▶ **WORKING DATA**:
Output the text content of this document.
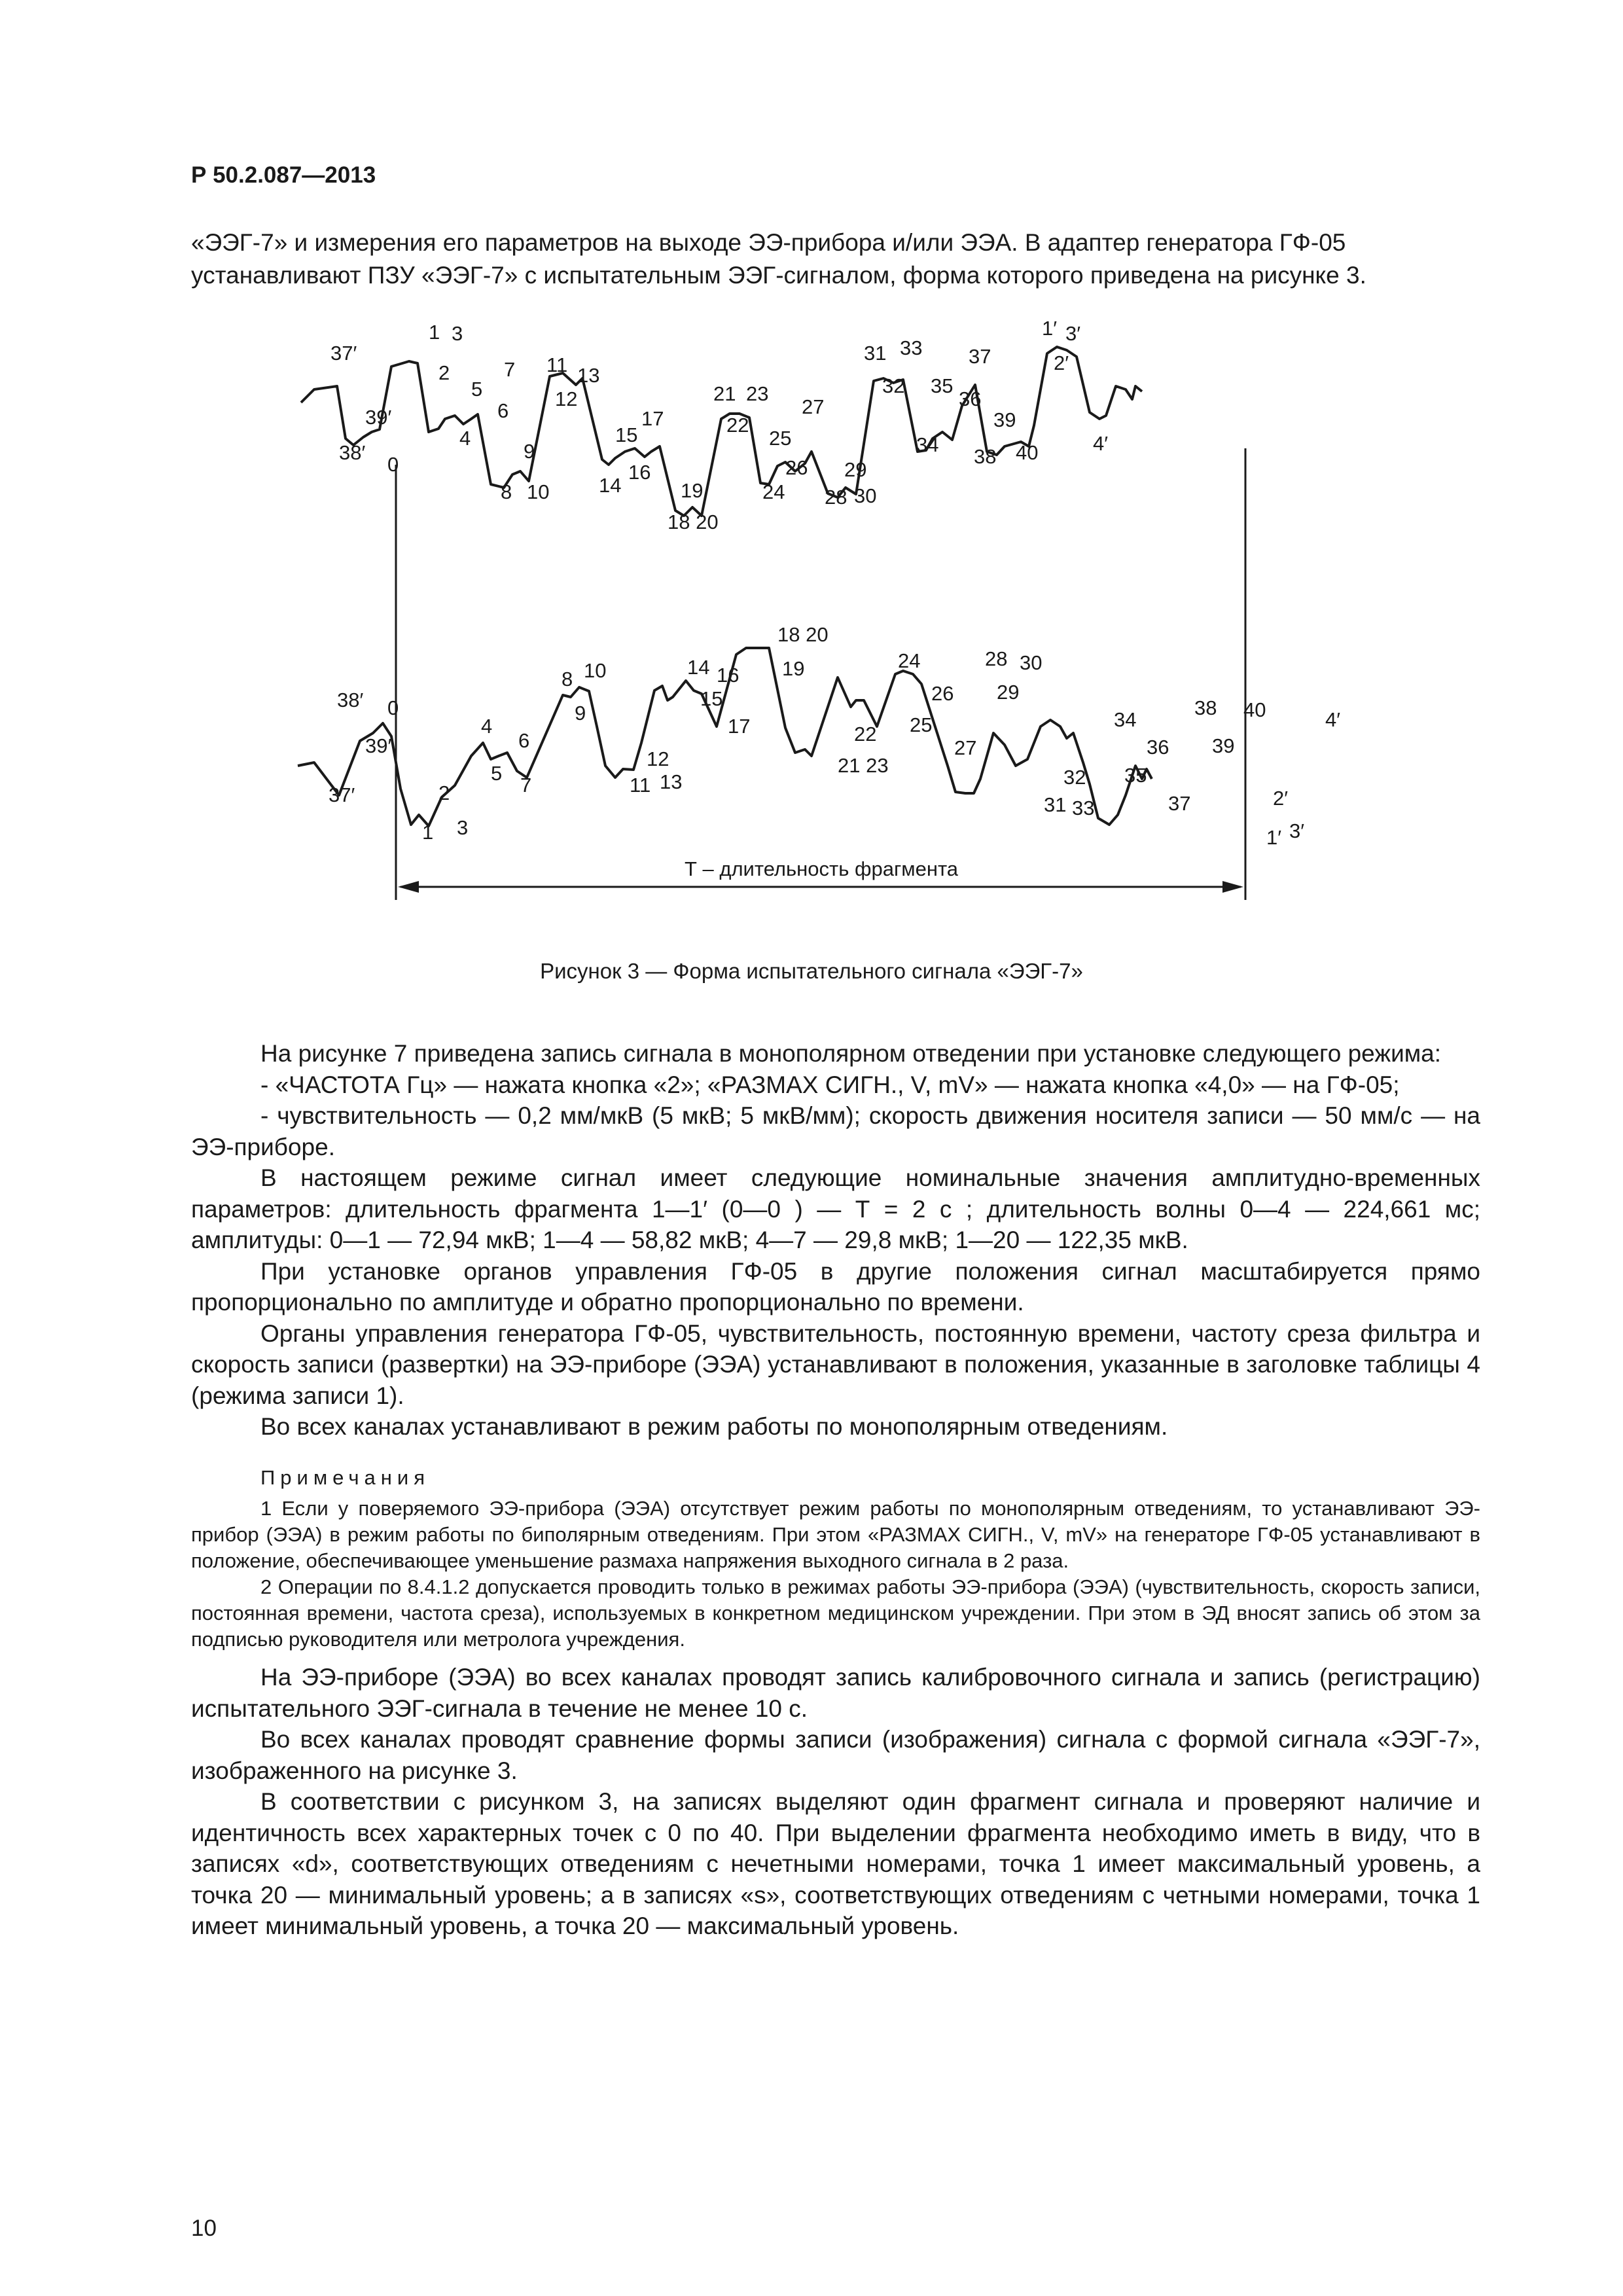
Р 50.2.087—2013

«ЭЭГ-7» и измерения его параметров на выходе ЭЭ-прибора и/или ЭЭА. В адаптер генератора ГФ-05

устанавливают ПЗУ «ЭЭГ-7» с испытательным ЭЭГ-сигналом, форма которого приведена на рисунке 3.

Т – длительность фрагмента
37′
39′
38′
0
1 3
2
5
7
6
4
9
8 10
11 13
12
15
17
16
14	19
18 20
21 23
22
25
27
26
24
29
28 30
31 33
32 35
37
36
34
39
38 40
1′ 3′
2′
4′
38′ 0
39′
37′	2
1 3
4
6
5
7
8 10
9
12
11 13
14 16
15
17
18 20
19
22
21 23
24
26
25
27
28 30
29
32
31 33
34
36
35
37
38 40
39
2′
1′ 3′
4′
Рисунок 3 — Форма испытательного сигнала «ЭЭГ-7»

На рисунке 7 приведена запись сигнала в монополярном отведении при установке следующего режима:

- «ЧАСТОТА Гц» — нажата кнопка «2»; «РАЗМАХ СИГН., V, mV» — нажата кнопка «4,0» — на ГФ-05;

- чувствительность — 0,2 мм/мкВ (5 мкВ; 5 мкВ/мм); скорость движения носителя записи — 50 мм/с — на ЭЭ-приборе.

В настоящем режиме сигнал имеет следующие номинальные значения амплитудно-временных параметров: длительность фрагмента 1—1′ (0—0 ) — Т = 2 с ; длительность волны 0—4 — 224,661 мс; амплитуды: 0—1 — 72,94 мкВ; 1—4 — 58,82 мкВ; 4—7 — 29,8 мкВ; 1—20 — 122,35 мкВ.

При установке органов управления ГФ-05 в другие положения сигнал масштабируется прямо пропорционально по амплитуде и обратно пропорционально по времени.

Органы управления генератора ГФ-05, чувствительность, постоянную времени, частоту среза фильтра и скорость записи (развертки) на ЭЭ-приборе (ЭЭА) устанавливают в положения, указанные в заголовке таблицы 4 (режима записи 1).

Во всех каналах устанавливают в режим работы по монополярным отведениям.

Примечания

1 Если у поверяемого ЭЭ-прибора (ЭЭА) отсутствует режим работы по монополярным отведениям, то устанавливают ЭЭ-прибор (ЭЭА) в режим работы по биполярным отведениям. При этом «РАЗМАХ СИГН., V, mV» на генераторе ГФ-05 устанавливают в положение, обеспечивающее уменьшение размаха напряжения выходного сигнала в 2 раза.

2 Операции по 8.4.1.2 допускается проводить только в режимах работы ЭЭ-прибора (ЭЭА) (чувствительность, скорость записи, постоянная времени, частота среза), используемых в конкретном медицинском учреждении. При этом в ЭД вносят запись об этом за подписью руководителя или метролога учреждения.

На ЭЭ-приборе (ЭЭА) во всех каналах проводят запись калибровочного сигнала и запись (регистрацию) испытательного ЭЭГ-сигнала в течение не менее 10 с.

Во всех каналах проводят сравнение формы записи (изображения) сигнала с формой сигнала «ЭЭГ-7», изображенного на рисунке 3.

В соответствии с рисунком 3, на записях выделяют один фрагмент сигнала и проверяют наличие и идентичность всех характерных точек с 0 по 40. При выделении фрагмента необходимо иметь в виду, что в записях «d», соответствующих отведениям с нечетными номерами, точка 1 имеет максимальный уровень, а точка 20 — минимальный уровень; а в записях «s», соответствующих отведениям с четными номерами, точка 1 имеет минимальный уровень, а точка 20 — максимальный уровень.

10
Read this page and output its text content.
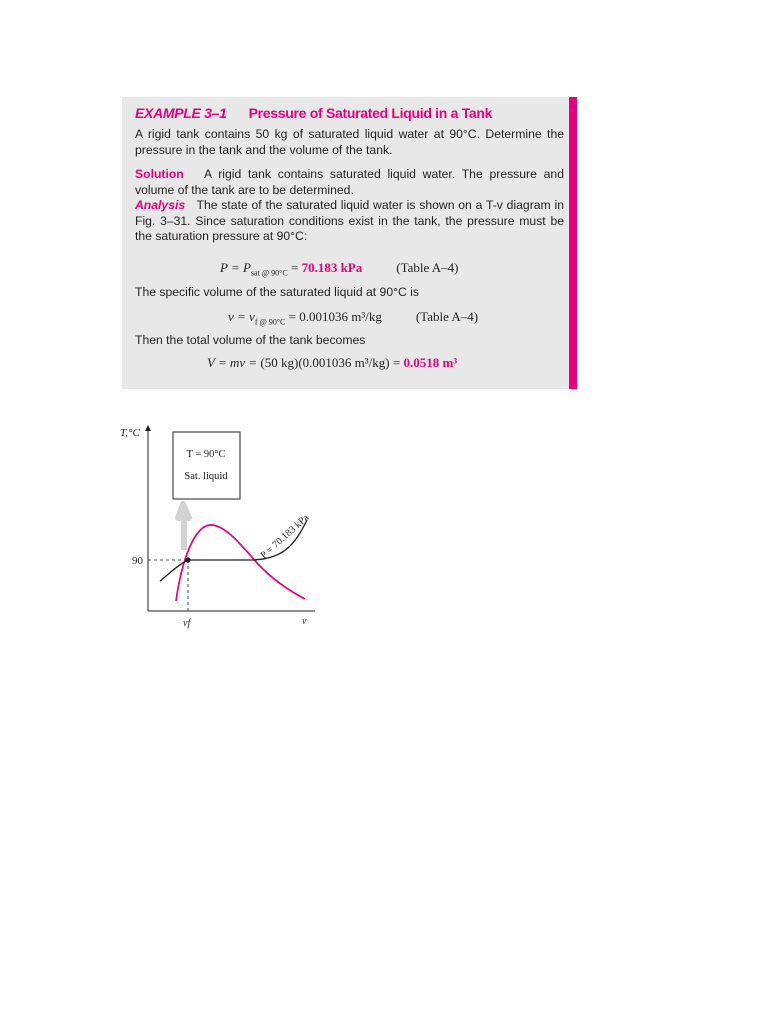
EXAMPLE 3–1 Pressure of Saturated Liquid in a Tank
A rigid tank contains 50 kg of saturated liquid water at 90°C. Determine the pressure in the tank and the volume of the tank.
Solution A rigid tank contains saturated liquid water. The pressure and volume of the tank are to be determined.
Analysis The state of the saturated liquid water is shown on a T-v diagram in Fig. 3–31. Since saturation conditions exist in the tank, the pressure must be the saturation pressure at 90°C:
$P = P_{sat @ 90^\circ C} = 70.183$ kPa	(Table A–4)
The specific volume of the saturated liquid at 90°C is
$v = v_{f @ 90^\circ C} = 0.001036$ m³/kg	(Table A–4)
Then the total volume of the tank becomes
V = mv = (50 kg)(0.001036 m³/kg) = 0.0518 m³
T,°C
v
90
vf
T = 90°C
Sat. liquid
P = 70.183 kPa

▶ **THE REQUEST**:
Omit each picture, then return all of the listing exactly as it stands.

▶ **THE OUTPUT**:
Output the text content of this document.
Р 50.2.087—2013

«ЭЭГ-7» и измерения его параметров на выходе ЭЭ-прибора и/или ЭЭА. В адаптер генератора ГФ-05

устанавливают ПЗУ «ЭЭГ-7» с испытательным ЭЭГ-сигналом, форма которого приведена на рисунке 3.

Т – длительность фрагмента
37′
39′
38′
0
1 3
2
5
7
6
4
9
8 10
11 13
12
15
17
16
14	19
18 20
21 23
22
25
27
26
24
29
28 30
31 33
32 35
37
36
34
39
38 40
1′ 3′
2′
4′
38′ 0
39′
37′	2
1 3
4
6
5
7
8 10
9
12
11 13
14 16
15
17
18 20
19
22
21 23
24
26
25
27
28 30
29
32
31 33
34
36
35
37
38 40
39
2′
1′ 3′
4′
Рисунок 3 — Форма испытательного сигнала «ЭЭГ-7»

На рисунке 7 приведена запись сигнала в монополярном отведении при установке следующего режима:

- «ЧАСТОТА Гц» — нажата кнопка «2»; «РАЗМАХ СИГН., V, mV» — нажата кнопка «4,0» — на ГФ-05;

- чувствительность — 0,2 мм/мкВ (5 мкВ; 5 мкВ/мм); скорость движения носителя записи — 50 мм/с — на ЭЭ-приборе.

В настоящем режиме сигнал имеет следующие номинальные значения амплитудно-временных параметров: длительность фрагмента 1—1′ (0—0 ) — Т = 2 с ; длительность волны 0—4 — 224,661 мс; амплитуды: 0—1 — 72,94 мкВ; 1—4 — 58,82 мкВ; 4—7 — 29,8 мкВ; 1—20 — 122,35 мкВ.

При установке органов управления ГФ-05 в другие положения сигнал масштабируется прямо пропорционально по амплитуде и обратно пропорционально по времени.

Органы управления генератора ГФ-05, чувствительность, постоянную времени, частоту среза фильтра и скорость записи (развертки) на ЭЭ-приборе (ЭЭА) устанавливают в положения, указанные в заголовке таблицы 4 (режима записи 1).

Во всех каналах устанавливают в режим работы по монополярным отведениям.

Примечания

1 Если у поверяемого ЭЭ-прибора (ЭЭА) отсутствует режим работы по монополярным отведениям, то устанавливают ЭЭ-прибор (ЭЭА) в режим работы по биполярным отведениям. При этом «РАЗМАХ СИГН., V, mV» на генераторе ГФ-05 устанавливают в положение, обеспечивающее уменьшение размаха напряжения выходного сигнала в 2 раза.

2 Операции по 8.4.1.2 допускается проводить только в режимах работы ЭЭ-прибора (ЭЭА) (чувствительность, скорость записи, постоянная времени, частота среза), используемых в конкретном медицинском учреждении. При этом в ЭД вносят запись об этом за подписью руководителя или метролога учреждения.

На ЭЭ-приборе (ЭЭА) во всех каналах проводят запись калибровочного сигнала и запись (регистрацию) испытательного ЭЭГ-сигнала в течение не менее 10 с.

Во всех каналах проводят сравнение формы записи (изображения) сигнала с формой сигнала «ЭЭГ-7», изображенного на рисунке 3.

В соответствии с рисунком 3, на записях выделяют один фрагмент сигнала и проверяют наличие и идентичность всех характерных точек с 0 по 40. При выделении фрагмента необходимо иметь в виду, что в записях «d», соответствующих отведениям с нечетными номерами, точка 1 имеет максимальный уровень, а точка 20 — минимальный уровень; а в записях «s», соответствующих отведениям с четными номерами, точка 1 имеет минимальный уровень, а точка 20 — максимальный уровень.

10
Read this page and output its text content.
EXAMPLE 3–1 Pressure of Saturated Liquid in a Tank
A rigid tank contains 50 kg of saturated liquid water at 90°C. Determine the pressure in the tank and the volume of the tank.
Solution A rigid tank contains saturated liquid water. The pressure and volume of the tank are to be determined.
Analysis The state of the saturated liquid water is shown on a T-v diagram in Fig. 3–31. Since saturation conditions exist in the tank, the pressure must be the saturation pressure at 90°C:
$P = P_{sat @ 90^\circ C} = 70.183$ kPa	(Table A–4)
The specific volume of the saturated liquid at 90°C is
$v = v_{f @ 90^\circ C} = 0.001036$ m³/kg	(Table A–4)
Then the total volume of the tank becomes
V = mv = (50 kg)(0.001036 m³/kg) = 0.0518 m³
T,°C
v
90
vf
T = 90°C
Sat. liquid
P = 70.183 kPa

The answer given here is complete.